Items from a data source
|---|

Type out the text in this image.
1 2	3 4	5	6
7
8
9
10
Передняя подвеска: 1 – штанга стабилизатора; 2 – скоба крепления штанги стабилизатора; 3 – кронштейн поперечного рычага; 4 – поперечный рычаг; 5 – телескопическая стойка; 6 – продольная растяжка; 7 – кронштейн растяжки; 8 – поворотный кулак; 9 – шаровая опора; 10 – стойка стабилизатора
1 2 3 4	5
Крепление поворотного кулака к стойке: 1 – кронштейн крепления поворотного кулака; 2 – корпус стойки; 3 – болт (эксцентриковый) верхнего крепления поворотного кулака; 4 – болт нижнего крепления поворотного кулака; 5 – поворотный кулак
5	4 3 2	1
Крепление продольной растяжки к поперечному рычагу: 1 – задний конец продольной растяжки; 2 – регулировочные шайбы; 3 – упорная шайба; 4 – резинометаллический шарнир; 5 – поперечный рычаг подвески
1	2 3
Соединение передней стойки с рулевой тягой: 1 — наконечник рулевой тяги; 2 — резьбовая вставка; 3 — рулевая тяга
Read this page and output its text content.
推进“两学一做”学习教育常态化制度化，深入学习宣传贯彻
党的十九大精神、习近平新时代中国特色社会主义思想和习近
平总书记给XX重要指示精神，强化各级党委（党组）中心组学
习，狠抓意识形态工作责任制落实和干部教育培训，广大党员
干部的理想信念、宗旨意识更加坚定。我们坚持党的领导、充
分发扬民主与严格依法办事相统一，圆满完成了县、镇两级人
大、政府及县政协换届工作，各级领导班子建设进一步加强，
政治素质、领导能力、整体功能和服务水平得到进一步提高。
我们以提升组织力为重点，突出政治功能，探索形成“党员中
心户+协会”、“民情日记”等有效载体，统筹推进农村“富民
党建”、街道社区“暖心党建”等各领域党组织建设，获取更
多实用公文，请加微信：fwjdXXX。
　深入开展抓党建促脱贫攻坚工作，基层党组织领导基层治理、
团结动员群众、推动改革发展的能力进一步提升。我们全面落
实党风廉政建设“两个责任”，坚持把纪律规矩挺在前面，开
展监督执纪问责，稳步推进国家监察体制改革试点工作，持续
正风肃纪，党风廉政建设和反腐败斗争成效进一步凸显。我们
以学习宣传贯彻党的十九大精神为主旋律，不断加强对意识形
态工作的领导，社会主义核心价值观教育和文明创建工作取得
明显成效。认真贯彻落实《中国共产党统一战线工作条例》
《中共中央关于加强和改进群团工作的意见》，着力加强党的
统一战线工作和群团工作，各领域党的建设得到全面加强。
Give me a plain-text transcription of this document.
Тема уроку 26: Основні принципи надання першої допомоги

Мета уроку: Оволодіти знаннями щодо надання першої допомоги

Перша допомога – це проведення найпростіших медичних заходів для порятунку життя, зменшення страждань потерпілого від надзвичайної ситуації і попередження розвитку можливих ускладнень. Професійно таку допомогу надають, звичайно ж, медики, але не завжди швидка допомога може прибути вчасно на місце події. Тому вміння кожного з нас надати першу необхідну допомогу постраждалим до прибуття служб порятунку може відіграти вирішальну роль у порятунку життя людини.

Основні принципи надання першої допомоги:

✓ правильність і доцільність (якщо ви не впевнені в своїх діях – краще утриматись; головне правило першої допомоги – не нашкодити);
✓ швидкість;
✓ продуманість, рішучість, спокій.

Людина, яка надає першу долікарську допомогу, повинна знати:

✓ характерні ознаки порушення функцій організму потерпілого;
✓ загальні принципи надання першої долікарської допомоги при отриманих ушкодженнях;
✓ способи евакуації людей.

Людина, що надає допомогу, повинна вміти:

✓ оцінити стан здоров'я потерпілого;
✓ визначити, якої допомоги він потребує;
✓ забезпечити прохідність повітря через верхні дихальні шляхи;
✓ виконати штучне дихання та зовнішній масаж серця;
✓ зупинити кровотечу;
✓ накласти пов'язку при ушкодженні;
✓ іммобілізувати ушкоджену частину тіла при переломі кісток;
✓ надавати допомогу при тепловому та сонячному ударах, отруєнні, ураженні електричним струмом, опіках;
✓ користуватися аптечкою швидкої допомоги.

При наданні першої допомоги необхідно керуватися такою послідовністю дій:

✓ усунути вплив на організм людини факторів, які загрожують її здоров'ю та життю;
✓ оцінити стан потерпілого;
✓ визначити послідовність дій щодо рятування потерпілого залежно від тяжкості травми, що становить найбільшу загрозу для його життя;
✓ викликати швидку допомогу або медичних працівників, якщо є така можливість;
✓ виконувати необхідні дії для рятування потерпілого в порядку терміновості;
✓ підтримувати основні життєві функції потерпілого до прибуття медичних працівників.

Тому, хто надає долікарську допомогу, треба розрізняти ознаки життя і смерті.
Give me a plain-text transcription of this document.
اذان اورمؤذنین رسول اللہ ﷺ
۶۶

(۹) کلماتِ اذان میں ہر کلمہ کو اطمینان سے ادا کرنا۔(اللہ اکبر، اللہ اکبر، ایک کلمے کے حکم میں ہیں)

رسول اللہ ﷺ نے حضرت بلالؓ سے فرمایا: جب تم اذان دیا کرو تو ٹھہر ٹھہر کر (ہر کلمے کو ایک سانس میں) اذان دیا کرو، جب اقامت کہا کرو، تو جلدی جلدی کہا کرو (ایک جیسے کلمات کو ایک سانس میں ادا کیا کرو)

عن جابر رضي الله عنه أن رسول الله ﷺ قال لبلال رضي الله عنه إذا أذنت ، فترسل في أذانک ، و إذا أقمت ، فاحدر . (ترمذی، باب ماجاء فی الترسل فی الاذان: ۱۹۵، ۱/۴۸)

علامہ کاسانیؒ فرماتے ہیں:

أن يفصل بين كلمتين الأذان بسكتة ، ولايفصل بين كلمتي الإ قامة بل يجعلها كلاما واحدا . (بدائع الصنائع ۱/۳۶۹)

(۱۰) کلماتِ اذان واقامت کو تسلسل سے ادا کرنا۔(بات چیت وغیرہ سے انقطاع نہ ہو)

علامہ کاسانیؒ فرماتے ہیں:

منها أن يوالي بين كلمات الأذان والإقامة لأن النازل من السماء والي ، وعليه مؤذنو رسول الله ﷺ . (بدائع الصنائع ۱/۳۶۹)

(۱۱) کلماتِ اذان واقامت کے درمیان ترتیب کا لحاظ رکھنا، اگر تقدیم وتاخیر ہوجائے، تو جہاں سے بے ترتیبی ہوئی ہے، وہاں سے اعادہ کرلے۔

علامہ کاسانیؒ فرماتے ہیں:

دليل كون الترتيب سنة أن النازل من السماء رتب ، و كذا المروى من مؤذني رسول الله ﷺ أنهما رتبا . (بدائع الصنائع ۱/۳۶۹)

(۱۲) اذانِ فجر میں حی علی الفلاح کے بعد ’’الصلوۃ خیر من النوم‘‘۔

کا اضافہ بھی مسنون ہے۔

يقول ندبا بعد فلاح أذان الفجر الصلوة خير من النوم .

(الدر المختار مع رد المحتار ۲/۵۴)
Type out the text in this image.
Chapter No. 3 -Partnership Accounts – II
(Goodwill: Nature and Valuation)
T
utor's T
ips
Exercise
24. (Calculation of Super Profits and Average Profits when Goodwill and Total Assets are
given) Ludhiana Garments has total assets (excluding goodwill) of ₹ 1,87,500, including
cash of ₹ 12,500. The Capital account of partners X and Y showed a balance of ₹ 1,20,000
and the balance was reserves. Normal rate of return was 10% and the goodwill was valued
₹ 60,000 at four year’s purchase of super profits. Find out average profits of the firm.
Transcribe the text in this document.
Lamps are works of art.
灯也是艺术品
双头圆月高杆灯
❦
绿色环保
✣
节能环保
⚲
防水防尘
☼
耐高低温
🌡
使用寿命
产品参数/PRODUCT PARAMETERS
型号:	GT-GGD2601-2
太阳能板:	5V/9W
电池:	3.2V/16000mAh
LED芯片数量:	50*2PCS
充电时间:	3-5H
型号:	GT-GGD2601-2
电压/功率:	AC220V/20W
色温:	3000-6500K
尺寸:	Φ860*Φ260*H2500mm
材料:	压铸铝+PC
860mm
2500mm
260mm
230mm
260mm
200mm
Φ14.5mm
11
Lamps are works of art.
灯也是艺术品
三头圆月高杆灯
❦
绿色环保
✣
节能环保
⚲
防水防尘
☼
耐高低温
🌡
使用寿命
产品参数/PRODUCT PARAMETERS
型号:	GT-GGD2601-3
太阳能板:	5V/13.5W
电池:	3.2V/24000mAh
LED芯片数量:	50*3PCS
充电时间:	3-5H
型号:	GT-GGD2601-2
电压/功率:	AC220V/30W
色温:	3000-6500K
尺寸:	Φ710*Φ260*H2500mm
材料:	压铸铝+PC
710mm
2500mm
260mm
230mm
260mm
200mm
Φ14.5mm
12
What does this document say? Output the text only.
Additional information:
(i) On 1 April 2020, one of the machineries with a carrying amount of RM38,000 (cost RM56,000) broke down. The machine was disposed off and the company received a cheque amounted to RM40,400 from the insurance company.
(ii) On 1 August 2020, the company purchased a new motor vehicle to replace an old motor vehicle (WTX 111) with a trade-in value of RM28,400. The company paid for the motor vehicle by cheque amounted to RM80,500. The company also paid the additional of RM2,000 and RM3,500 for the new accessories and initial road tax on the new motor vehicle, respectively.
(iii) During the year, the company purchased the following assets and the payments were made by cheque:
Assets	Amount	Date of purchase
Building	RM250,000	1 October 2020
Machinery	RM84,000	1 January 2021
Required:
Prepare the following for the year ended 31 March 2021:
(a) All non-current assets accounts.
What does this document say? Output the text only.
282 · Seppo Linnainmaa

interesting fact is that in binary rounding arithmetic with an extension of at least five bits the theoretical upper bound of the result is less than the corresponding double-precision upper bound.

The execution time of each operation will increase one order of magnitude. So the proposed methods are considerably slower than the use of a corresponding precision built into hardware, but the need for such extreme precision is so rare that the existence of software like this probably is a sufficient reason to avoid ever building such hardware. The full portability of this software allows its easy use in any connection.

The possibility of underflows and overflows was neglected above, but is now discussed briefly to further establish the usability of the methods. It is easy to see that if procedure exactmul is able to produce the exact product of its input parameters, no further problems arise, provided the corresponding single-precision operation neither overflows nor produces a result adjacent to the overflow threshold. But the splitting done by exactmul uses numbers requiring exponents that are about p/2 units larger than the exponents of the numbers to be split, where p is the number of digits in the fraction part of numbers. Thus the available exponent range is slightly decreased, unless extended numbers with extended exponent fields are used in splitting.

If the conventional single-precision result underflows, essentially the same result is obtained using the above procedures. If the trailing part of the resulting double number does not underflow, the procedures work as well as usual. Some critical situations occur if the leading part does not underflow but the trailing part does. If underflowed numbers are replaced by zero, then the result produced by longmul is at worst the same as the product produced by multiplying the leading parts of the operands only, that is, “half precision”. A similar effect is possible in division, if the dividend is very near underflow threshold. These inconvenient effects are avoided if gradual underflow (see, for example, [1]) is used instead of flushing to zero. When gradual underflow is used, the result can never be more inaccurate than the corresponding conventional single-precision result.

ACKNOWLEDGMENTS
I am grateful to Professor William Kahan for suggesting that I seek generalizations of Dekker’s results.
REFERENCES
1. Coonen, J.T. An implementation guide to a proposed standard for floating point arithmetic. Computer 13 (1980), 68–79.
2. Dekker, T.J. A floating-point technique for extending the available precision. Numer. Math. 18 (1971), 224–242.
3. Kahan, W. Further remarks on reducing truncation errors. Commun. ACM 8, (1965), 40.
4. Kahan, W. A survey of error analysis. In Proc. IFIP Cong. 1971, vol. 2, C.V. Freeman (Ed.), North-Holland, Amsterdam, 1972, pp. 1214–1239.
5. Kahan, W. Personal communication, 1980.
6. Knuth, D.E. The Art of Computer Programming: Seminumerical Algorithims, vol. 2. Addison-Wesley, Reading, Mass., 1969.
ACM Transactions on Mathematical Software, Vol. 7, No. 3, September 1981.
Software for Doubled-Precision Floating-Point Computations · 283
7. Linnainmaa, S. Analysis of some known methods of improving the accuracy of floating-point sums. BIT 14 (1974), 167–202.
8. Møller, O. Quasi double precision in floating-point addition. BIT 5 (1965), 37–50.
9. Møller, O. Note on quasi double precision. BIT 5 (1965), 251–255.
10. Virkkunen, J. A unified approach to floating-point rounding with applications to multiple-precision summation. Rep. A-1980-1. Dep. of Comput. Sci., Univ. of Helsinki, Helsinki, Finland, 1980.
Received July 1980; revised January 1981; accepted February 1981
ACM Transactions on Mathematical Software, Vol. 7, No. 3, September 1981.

|---|

Gather up the lines that contain the word "اللہ".

اذان اورمؤذنین رسول اللہ ﷺ
(۹) کلماتِ اذان میں ہر کلمہ کو اطمینان سے ادا کرنا۔(اللہ اکبر، اللہ اکبر، ایک کلمے کے حکم میں ہیں)
رسول اللہ ﷺ نے حضرت بلالؓ سے فرمایا: جب تم اذان دیا کرو تو ٹھہر ٹھہر کر (ہر کلمے کو ایک سانس میں) اذان دیا کرو، جب اقامت کہا کرو، تو جلدی جلدی کہا کرو (ایک جیسے کلمات کو ایک سانس میں ادا کیا کرو)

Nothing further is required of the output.